Data listing:
══════

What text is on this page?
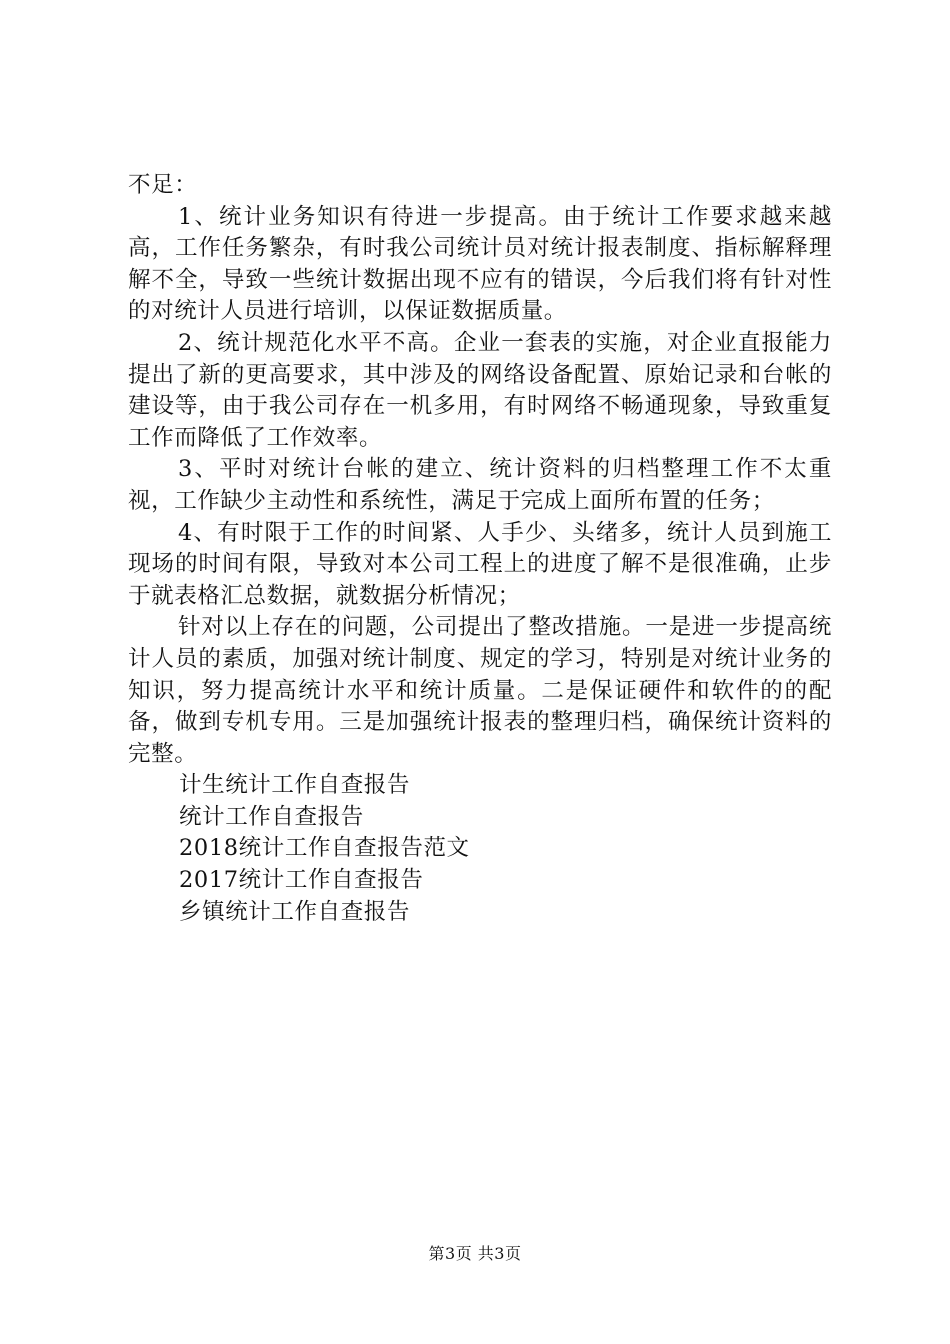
不足：

1、统计业务知识有待进一步提高。由于统计工作要求越来越高，工作任务繁杂，有时我公司统计员对统计报表制度、指标解释理解不全，导致一些统计数据出现不应有的错误，今后我们将有针对性的对统计人员进行培训，以保证数据质量。

2、统计规范化水平不高。企业一套表的实施，对企业直报能力提出了新的更高要求，其中涉及的网络设备配置、原始记录和台帐的建设等，由于我公司存在一机多用，有时网络不畅通现象，导致重复工作而降低了工作效率。

3、平时对统计台帐的建立、统计资料的归档整理工作不太重视，工作缺少主动性和系统性，满足于完成上面所布置的任务；

4、有时限于工作的时间紧、人手少、头绪多，统计人员到施工现场的时间有限，导致对本公司工程上的进度了解不是很准确，止步于就表格汇总数据，就数据分析情况；

针对以上存在的问题，公司提出了整改措施。一是进一步提高统计人员的素质，加强对统计制度、规定的学习，特别是对统计业务的知识，努力提高统计水平和统计质量。二是保证硬件和软件的的配备，做到专机专用。三是加强统计报表的整理归档，确保统计资料的完整。

计生统计工作自查报告
统计工作自查报告
2018统计工作自查报告范文
2017统计工作自查报告
乡镇统计工作自查报告
第3页 共3页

══════

# [TASK DETAILS]
Skip every picture and transcribe the data above exactly.

# [FULL SOLUTION]
What text is on this page?
不足：

1、统计业务知识有待进一步提高。由于统计工作要求越来越高，工作任务繁杂，有时我公司统计员对统计报表制度、指标解释理解不全，导致一些统计数据出现不应有的错误，今后我们将有针对性的对统计人员进行培训，以保证数据质量。

2、统计规范化水平不高。企业一套表的实施，对企业直报能力提出了新的更高要求，其中涉及的网络设备配置、原始记录和台帐的建设等，由于我公司存在一机多用，有时网络不畅通现象，导致重复工作而降低了工作效率。

3、平时对统计台帐的建立、统计资料的归档整理工作不太重视，工作缺少主动性和系统性，满足于完成上面所布置的任务；

4、有时限于工作的时间紧、人手少、头绪多，统计人员到施工现场的时间有限，导致对本公司工程上的进度了解不是很准确，止步于就表格汇总数据，就数据分析情况；

针对以上存在的问题，公司提出了整改措施。一是进一步提高统计人员的素质，加强对统计制度、规定的学习，特别是对统计业务的知识，努力提高统计水平和统计质量。二是保证硬件和软件的的配备，做到专机专用。三是加强统计报表的整理归档，确保统计资料的完整。

计生统计工作自查报告
统计工作自查报告
2018统计工作自查报告范文
2017统计工作自查报告
乡镇统计工作自查报告
第3页 共3页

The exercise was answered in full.